** START OF EXCERPTED RECORDS **

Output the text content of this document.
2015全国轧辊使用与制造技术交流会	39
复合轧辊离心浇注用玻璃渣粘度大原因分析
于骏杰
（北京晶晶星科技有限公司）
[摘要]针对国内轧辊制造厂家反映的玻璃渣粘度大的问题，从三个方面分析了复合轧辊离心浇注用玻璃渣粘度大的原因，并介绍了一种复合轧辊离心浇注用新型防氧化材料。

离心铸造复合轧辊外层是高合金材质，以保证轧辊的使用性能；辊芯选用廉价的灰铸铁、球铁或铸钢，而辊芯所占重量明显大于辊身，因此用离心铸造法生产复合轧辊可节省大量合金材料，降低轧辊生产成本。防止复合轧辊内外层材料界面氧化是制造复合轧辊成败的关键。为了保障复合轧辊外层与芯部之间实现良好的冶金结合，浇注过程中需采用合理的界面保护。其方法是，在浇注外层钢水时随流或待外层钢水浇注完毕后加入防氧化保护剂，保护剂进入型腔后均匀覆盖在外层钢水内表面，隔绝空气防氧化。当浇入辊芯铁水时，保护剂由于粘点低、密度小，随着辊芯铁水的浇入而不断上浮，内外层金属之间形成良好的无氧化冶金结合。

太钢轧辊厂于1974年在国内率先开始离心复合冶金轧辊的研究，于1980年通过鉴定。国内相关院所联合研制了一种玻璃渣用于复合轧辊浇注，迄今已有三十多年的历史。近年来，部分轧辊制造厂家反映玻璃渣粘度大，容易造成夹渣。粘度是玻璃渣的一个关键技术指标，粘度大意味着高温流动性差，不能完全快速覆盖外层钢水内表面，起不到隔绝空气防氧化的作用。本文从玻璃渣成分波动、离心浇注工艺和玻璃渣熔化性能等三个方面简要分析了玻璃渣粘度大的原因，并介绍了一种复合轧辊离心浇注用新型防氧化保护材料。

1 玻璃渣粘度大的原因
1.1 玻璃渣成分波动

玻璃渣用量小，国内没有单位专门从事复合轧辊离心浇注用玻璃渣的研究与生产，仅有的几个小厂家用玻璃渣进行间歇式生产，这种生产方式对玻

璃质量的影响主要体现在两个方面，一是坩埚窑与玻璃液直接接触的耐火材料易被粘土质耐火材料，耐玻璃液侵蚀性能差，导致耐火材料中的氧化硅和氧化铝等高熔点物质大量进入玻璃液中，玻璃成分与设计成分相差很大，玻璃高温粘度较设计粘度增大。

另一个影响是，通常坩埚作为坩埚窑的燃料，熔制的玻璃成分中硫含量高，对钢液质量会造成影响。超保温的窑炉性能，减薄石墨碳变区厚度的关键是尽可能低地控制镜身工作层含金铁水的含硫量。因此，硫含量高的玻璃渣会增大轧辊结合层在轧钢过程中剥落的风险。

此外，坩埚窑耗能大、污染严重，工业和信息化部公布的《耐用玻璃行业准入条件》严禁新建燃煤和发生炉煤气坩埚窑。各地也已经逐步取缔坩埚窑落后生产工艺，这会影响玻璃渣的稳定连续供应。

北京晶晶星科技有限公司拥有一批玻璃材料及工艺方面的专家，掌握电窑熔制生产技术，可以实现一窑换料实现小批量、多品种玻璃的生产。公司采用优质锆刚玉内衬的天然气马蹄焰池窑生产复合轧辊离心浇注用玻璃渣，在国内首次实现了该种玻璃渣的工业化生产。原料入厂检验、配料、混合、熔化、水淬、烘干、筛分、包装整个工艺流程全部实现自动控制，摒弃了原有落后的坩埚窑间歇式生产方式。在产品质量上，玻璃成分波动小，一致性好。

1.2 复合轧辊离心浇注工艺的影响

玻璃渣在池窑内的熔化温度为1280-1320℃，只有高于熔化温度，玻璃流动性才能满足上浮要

** END OF EXCERPTED RECORDS **

§ **THE PROBLEM**
Write the whole listing out again. Keep every line exactly as it is.

§ **FINISHED EXERCISE**
Output the text content of this document.
2015全国轧辊使用与制造技术交流会	39
复合轧辊离心浇注用玻璃渣粘度大原因分析
于骏杰
（北京晶晶星科技有限公司）
[摘要]针对国内轧辊制造厂家反映的玻璃渣粘度大的问题，从三个方面分析了复合轧辊离心浇注用玻璃渣粘度大的原因，并介绍了一种复合轧辊离心浇注用新型防氧化材料。

离心铸造复合轧辊外层是高合金材质，以保证轧辊的使用性能；辊芯选用廉价的灰铸铁、球铁或铸钢，而辊芯所占重量明显大于辊身，因此用离心铸造法生产复合轧辊可节省大量合金材料，降低轧辊生产成本。防止复合轧辊内外层材料界面氧化是制造复合轧辊成败的关键。为了保障复合轧辊外层与芯部之间实现良好的冶金结合，浇注过程中需采用合理的界面保护。其方法是，在浇注外层钢水时随流或待外层钢水浇注完毕后加入防氧化保护剂，保护剂进入型腔后均匀覆盖在外层钢水内表面，隔绝空气防氧化。当浇入辊芯铁水时，保护剂由于粘点低、密度小，随着辊芯铁水的浇入而不断上浮，内外层金属之间形成良好的无氧化冶金结合。

太钢轧辊厂于1974年在国内率先开始离心复合冶金轧辊的研究，于1980年通过鉴定。国内相关院所联合研制了一种玻璃渣用于复合轧辊浇注，迄今已有三十多年的历史。近年来，部分轧辊制造厂家反映玻璃渣粘度大，容易造成夹渣。粘度是玻璃渣的一个关键技术指标，粘度大意味着高温流动性差，不能完全快速覆盖外层钢水内表面，起不到隔绝空气防氧化的作用。本文从玻璃渣成分波动、离心浇注工艺和玻璃渣熔化性能等三个方面简要分析了玻璃渣粘度大的原因，并介绍了一种复合轧辊离心浇注用新型防氧化保护材料。

1 玻璃渣粘度大的原因
1.1 玻璃渣成分波动

玻璃渣用量小，国内没有单位专门从事复合轧辊离心浇注用玻璃渣的研究与生产，仅有的几个小厂家用玻璃渣进行间歇式生产，这种生产方式对玻

璃质量的影响主要体现在两个方面，一是坩埚窑与玻璃液直接接触的耐火材料易被粘土质耐火材料，耐玻璃液侵蚀性能差，导致耐火材料中的氧化硅和氧化铝等高熔点物质大量进入玻璃液中，玻璃成分与设计成分相差很大，玻璃高温粘度较设计粘度增大。

另一个影响是，通常坩埚作为坩埚窑的燃料，熔制的玻璃成分中硫含量高，对钢液质量会造成影响。超保温的窑炉性能，减薄石墨碳变区厚度的关键是尽可能低地控制镜身工作层含金铁水的含硫量。因此，硫含量高的玻璃渣会增大轧辊结合层在轧钢过程中剥落的风险。

此外，坩埚窑耗能大、污染严重，工业和信息化部公布的《耐用玻璃行业准入条件》严禁新建燃煤和发生炉煤气坩埚窑。各地也已经逐步取缔坩埚窑落后生产工艺，这会影响玻璃渣的稳定连续供应。

北京晶晶星科技有限公司拥有一批玻璃材料及工艺方面的专家，掌握电窑熔制生产技术，可以实现一窑换料实现小批量、多品种玻璃的生产。公司采用优质锆刚玉内衬的天然气马蹄焰池窑生产复合轧辊离心浇注用玻璃渣，在国内首次实现了该种玻璃渣的工业化生产。原料入厂检验、配料、混合、熔化、水淬、烘干、筛分、包装整个工艺流程全部实现自动控制，摒弃了原有落后的坩埚窑间歇式生产方式。在产品质量上，玻璃成分波动小，一致性好。

1.2 复合轧辊离心浇注工艺的影响

玻璃渣在池窑内的熔化温度为1280-1320℃，只有高于熔化温度，玻璃流动性才能满足上浮要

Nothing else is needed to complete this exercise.